GIVEN PROBLEM — Review the material and extract every line in which the word "text" occurs.

DATA FOR THIS TASK —
------------------------------------------------------------

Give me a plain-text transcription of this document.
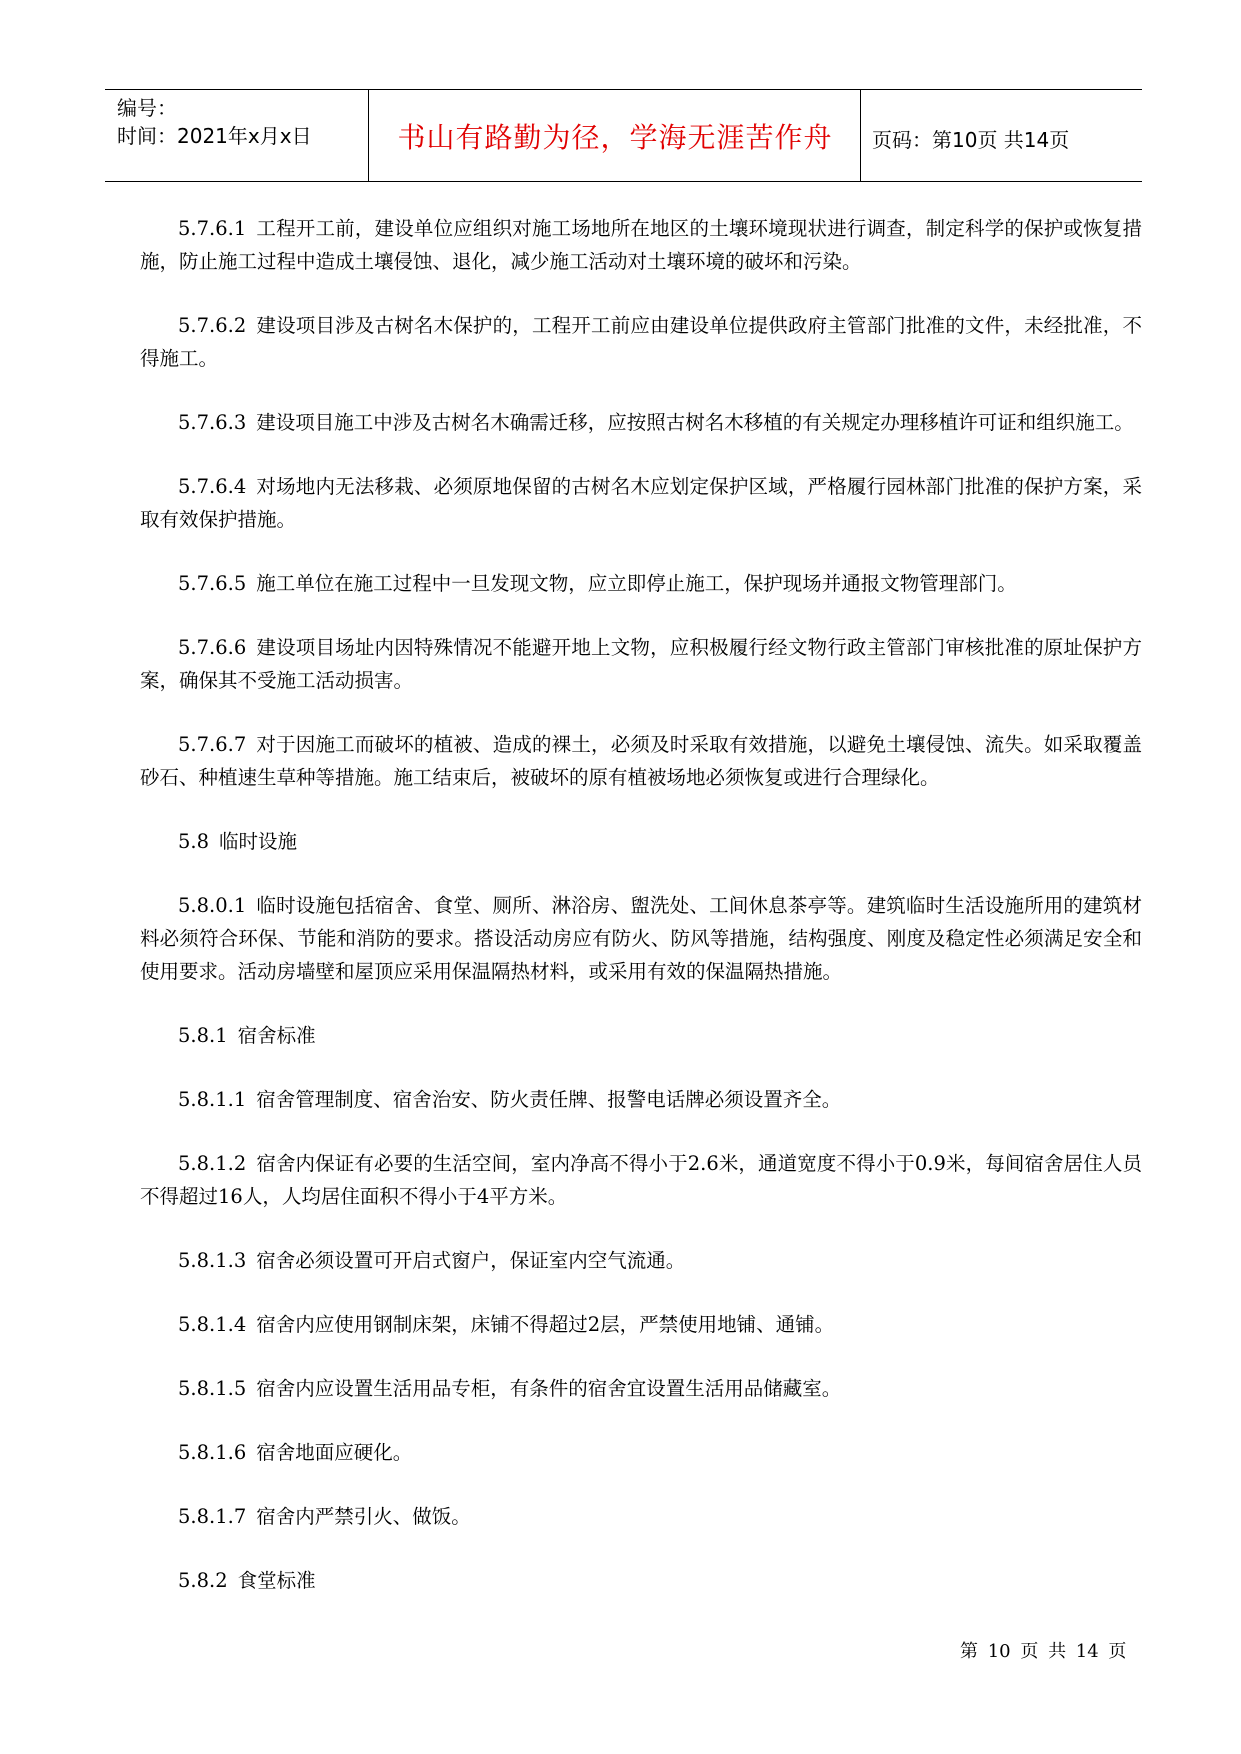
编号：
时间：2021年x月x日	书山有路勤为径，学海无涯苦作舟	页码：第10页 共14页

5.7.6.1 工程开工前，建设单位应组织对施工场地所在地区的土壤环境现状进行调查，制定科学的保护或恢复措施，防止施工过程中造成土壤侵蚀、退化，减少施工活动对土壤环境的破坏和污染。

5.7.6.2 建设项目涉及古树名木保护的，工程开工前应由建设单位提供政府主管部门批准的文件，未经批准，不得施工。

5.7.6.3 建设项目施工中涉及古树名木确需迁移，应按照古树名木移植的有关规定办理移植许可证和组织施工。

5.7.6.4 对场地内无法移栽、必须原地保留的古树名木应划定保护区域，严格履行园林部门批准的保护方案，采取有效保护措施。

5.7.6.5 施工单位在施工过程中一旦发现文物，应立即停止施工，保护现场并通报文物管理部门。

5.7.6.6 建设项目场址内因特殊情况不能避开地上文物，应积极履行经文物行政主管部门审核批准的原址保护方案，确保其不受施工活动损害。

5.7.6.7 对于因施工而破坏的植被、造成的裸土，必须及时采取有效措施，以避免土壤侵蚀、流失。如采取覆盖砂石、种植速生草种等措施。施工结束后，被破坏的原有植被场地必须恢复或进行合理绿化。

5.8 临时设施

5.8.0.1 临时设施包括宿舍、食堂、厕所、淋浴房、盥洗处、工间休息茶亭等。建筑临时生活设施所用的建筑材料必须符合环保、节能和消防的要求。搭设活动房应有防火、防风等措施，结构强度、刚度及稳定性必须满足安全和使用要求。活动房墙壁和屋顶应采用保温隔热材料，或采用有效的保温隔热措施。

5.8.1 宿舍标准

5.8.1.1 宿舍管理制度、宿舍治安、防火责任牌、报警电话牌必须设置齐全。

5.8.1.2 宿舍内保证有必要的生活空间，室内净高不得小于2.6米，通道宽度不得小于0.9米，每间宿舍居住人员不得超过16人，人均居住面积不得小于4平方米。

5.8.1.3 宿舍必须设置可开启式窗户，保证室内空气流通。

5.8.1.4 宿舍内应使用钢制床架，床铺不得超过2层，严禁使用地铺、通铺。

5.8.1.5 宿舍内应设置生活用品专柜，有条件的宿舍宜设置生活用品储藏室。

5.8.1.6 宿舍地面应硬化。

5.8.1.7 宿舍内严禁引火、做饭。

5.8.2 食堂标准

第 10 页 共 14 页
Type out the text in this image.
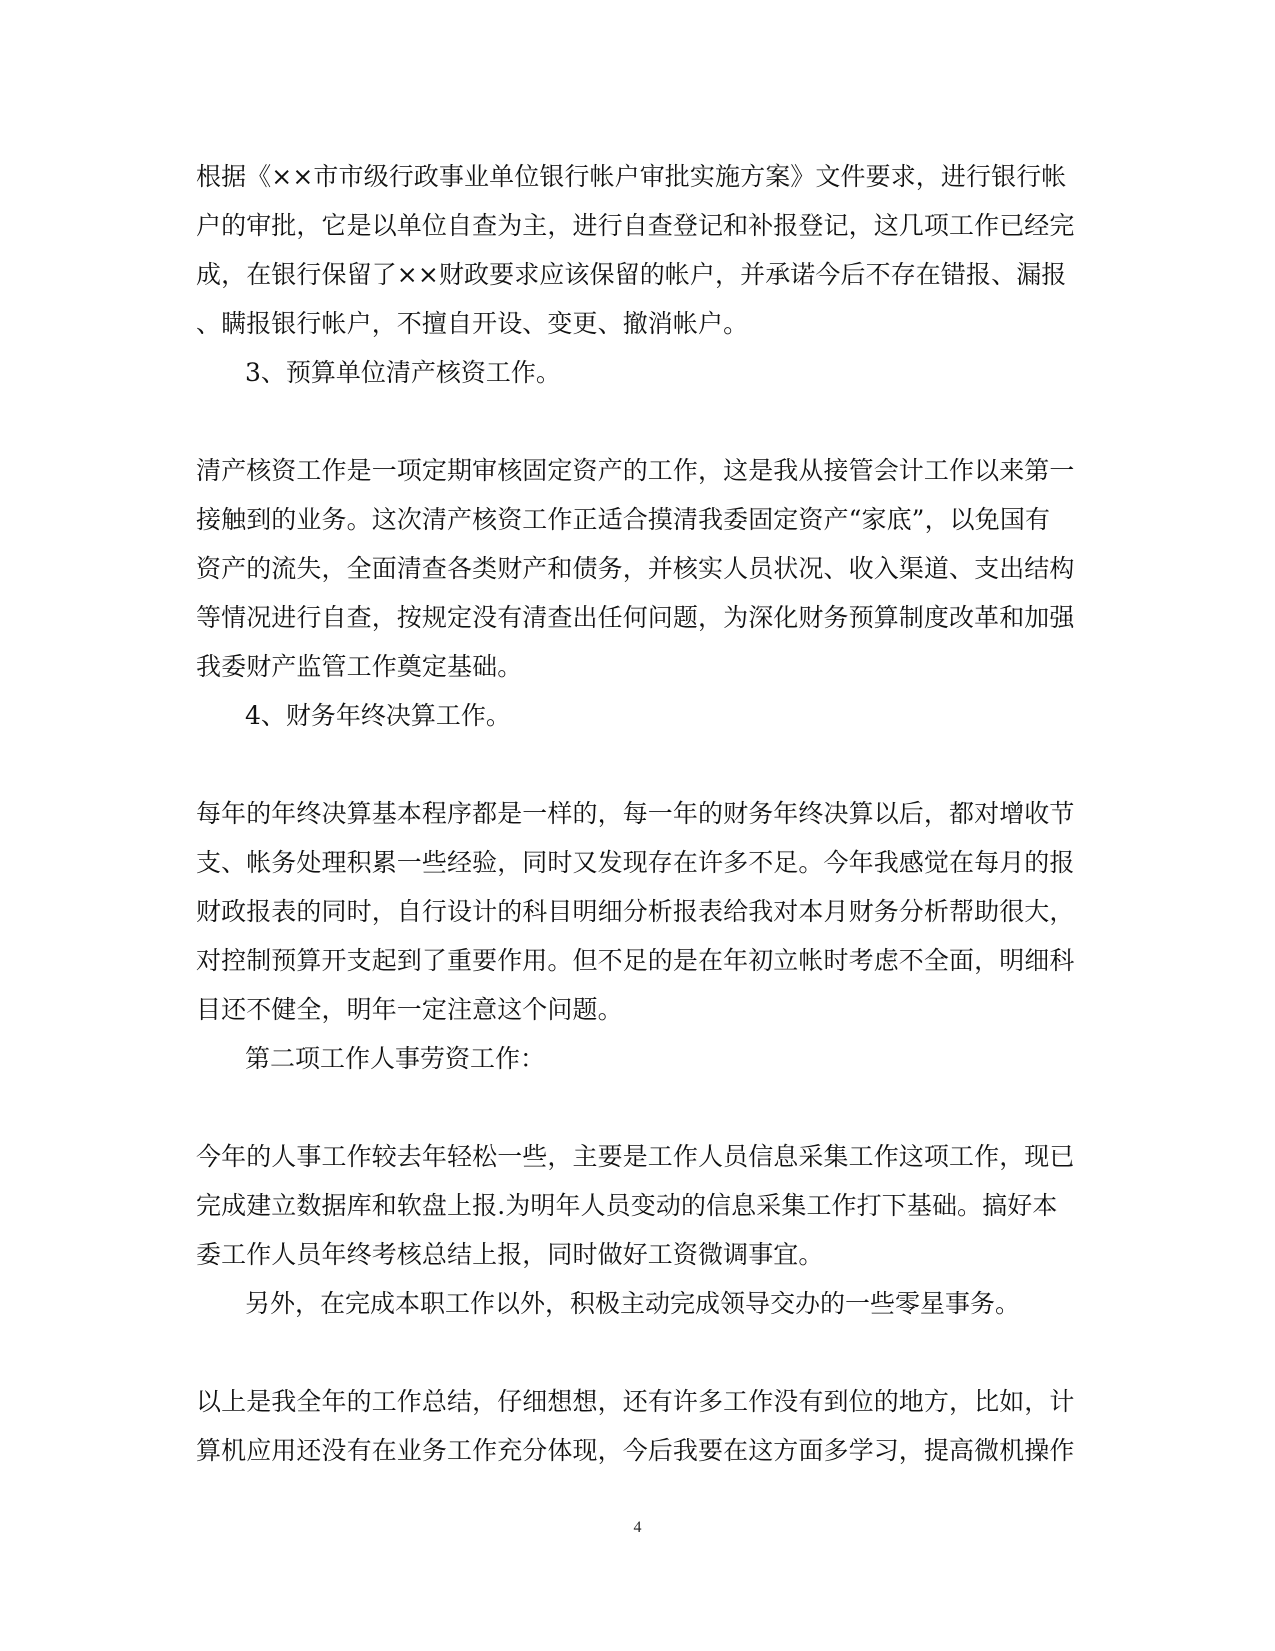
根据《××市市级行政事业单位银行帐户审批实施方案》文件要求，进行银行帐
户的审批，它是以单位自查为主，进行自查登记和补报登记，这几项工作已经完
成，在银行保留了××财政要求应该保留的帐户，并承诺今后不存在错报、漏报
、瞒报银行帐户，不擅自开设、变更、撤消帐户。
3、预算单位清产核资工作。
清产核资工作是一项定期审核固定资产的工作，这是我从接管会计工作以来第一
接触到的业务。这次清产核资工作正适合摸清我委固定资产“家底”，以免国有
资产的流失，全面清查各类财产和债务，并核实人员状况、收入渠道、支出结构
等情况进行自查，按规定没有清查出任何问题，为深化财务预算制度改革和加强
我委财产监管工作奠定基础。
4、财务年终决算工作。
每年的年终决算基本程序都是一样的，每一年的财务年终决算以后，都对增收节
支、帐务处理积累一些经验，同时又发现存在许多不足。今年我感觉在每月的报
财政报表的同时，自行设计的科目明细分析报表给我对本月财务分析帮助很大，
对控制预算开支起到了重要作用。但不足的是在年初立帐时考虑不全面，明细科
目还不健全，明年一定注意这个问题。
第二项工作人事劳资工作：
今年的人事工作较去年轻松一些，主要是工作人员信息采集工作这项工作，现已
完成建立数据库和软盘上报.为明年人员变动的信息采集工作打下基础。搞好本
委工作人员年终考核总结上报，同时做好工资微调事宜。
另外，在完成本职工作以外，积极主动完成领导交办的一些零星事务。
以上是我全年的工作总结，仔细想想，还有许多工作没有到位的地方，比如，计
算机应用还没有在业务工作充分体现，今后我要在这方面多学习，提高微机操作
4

------------------------------------------------------------

RIGHT ANSWER —
Give me a plain-text transcription of this document.
Type out the text in this image.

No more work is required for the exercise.